_WHAT IS BEING ASKED:_
Print all the entries verbatim.

_Data records:_
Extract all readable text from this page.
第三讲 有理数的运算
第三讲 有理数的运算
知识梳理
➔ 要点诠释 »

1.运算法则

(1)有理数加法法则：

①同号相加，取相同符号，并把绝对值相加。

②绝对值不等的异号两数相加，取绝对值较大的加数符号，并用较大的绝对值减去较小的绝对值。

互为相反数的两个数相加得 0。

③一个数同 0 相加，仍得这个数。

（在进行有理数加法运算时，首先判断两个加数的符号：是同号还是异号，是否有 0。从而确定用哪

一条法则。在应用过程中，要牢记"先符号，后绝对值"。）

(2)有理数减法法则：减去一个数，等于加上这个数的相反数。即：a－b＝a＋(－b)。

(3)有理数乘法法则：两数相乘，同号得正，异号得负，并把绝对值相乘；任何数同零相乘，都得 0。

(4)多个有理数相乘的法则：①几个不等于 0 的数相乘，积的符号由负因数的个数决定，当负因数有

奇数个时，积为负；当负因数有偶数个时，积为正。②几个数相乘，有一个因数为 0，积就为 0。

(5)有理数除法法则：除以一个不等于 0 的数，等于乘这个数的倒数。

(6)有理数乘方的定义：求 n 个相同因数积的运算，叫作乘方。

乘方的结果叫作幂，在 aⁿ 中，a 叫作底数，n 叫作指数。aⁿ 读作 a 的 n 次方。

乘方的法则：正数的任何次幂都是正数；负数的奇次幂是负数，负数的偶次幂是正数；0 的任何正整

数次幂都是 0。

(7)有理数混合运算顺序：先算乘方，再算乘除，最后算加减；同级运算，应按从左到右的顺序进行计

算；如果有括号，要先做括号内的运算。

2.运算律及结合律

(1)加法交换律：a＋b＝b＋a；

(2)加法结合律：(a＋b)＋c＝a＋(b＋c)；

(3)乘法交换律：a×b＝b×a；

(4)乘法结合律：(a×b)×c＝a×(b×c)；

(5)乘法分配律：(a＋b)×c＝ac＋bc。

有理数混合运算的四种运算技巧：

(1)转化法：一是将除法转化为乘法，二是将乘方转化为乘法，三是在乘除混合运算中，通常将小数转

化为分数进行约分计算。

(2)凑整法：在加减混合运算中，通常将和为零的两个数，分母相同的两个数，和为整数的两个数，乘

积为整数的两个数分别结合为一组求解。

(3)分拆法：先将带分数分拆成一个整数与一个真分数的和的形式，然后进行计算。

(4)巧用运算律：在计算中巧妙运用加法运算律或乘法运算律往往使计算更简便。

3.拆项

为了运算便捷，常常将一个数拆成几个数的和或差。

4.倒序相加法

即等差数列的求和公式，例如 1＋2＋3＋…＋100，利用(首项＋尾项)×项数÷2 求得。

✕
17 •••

_RESULT OF THIS EXERCISE:_
Extract all readable text from this page.
第三讲 有理数的运算
第三讲 有理数的运算
知识梳理
➔ 要点诠释 »

1.运算法则

(1)有理数加法法则：

①同号相加，取相同符号，并把绝对值相加。

②绝对值不等的异号两数相加，取绝对值较大的加数符号，并用较大的绝对值减去较小的绝对值。

互为相反数的两个数相加得 0。

③一个数同 0 相加，仍得这个数。

（在进行有理数加法运算时，首先判断两个加数的符号：是同号还是异号，是否有 0。从而确定用哪

一条法则。在应用过程中，要牢记"先符号，后绝对值"。）

(2)有理数减法法则：减去一个数，等于加上这个数的相反数。即：a－b＝a＋(－b)。

(3)有理数乘法法则：两数相乘，同号得正，异号得负，并把绝对值相乘；任何数同零相乘，都得 0。

(4)多个有理数相乘的法则：①几个不等于 0 的数相乘，积的符号由负因数的个数决定，当负因数有

奇数个时，积为负；当负因数有偶数个时，积为正。②几个数相乘，有一个因数为 0，积就为 0。

(5)有理数除法法则：除以一个不等于 0 的数，等于乘这个数的倒数。

(6)有理数乘方的定义：求 n 个相同因数积的运算，叫作乘方。

乘方的结果叫作幂，在 aⁿ 中，a 叫作底数，n 叫作指数。aⁿ 读作 a 的 n 次方。

乘方的法则：正数的任何次幂都是正数；负数的奇次幂是负数，负数的偶次幂是正数；0 的任何正整

数次幂都是 0。

(7)有理数混合运算顺序：先算乘方，再算乘除，最后算加减；同级运算，应按从左到右的顺序进行计

算；如果有括号，要先做括号内的运算。

2.运算律及结合律

(1)加法交换律：a＋b＝b＋a；

(2)加法结合律：(a＋b)＋c＝a＋(b＋c)；

(3)乘法交换律：a×b＝b×a；

(4)乘法结合律：(a×b)×c＝a×(b×c)；

(5)乘法分配律：(a＋b)×c＝ac＋bc。

有理数混合运算的四种运算技巧：

(1)转化法：一是将除法转化为乘法，二是将乘方转化为乘法，三是在乘除混合运算中，通常将小数转

化为分数进行约分计算。

(2)凑整法：在加减混合运算中，通常将和为零的两个数，分母相同的两个数，和为整数的两个数，乘

积为整数的两个数分别结合为一组求解。

(3)分拆法：先将带分数分拆成一个整数与一个真分数的和的形式，然后进行计算。

(4)巧用运算律：在计算中巧妙运用加法运算律或乘法运算律往往使计算更简便。

3.拆项

为了运算便捷，常常将一个数拆成几个数的和或差。

4.倒序相加法

即等差数列的求和公式，例如 1＋2＋3＋…＋100，利用(首项＋尾项)×项数÷2 求得。

✕
17 •••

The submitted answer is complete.